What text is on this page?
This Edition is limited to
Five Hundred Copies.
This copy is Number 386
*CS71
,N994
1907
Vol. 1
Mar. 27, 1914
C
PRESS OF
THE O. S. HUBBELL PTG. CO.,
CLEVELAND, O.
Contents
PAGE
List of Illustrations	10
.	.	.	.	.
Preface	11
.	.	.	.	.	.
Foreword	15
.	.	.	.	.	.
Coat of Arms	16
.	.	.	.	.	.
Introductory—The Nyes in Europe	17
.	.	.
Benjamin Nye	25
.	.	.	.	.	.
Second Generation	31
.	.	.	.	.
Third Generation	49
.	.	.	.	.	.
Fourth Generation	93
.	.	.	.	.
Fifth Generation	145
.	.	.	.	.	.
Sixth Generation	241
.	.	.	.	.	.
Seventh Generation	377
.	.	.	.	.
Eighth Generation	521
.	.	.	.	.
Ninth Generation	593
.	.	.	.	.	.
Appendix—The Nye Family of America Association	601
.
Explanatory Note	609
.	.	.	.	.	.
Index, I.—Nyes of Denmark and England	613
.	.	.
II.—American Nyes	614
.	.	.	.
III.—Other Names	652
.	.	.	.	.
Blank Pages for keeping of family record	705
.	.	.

**WHAT THIS TASK INVOLVES:** Go through the records above and set each one down exactly, please.

**FULL OUTPUT:**
What text is on this page?
This Edition is limited to
Five Hundred Copies.
This copy is Number 386
*CS71
,N994
1907
Vol. 1
Mar. 27, 1914
C
PRESS OF
THE O. S. HUBBELL PTG. CO.,
CLEVELAND, O.
Contents
PAGE
List of Illustrations	10
.	.	.	.	.
Preface	11
.	.	.	.	.	.
Foreword	15
.	.	.	.	.	.
Coat of Arms	16
.	.	.	.	.	.
Introductory—The Nyes in Europe	17
.	.	.
Benjamin Nye	25
.	.	.	.	.	.
Second Generation	31
.	.	.	.	.
Third Generation	49
.	.	.	.	.	.
Fourth Generation	93
.	.	.	.	.
Fifth Generation	145
.	.	.	.	.	.
Sixth Generation	241
.	.	.	.	.	.
Seventh Generation	377
.	.	.	.	.
Eighth Generation	521
.	.	.	.	.
Ninth Generation	593
.	.	.	.	.	.
Appendix—The Nye Family of America Association	601
.
Explanatory Note	609
.	.	.	.	.	.
Index, I.—Nyes of Denmark and England	613
.	.	.
II.—American Nyes	614
.	.	.	.
III.—Other Names	652
.	.	.	.	.
Blank Pages for keeping of family record	705
.	.	.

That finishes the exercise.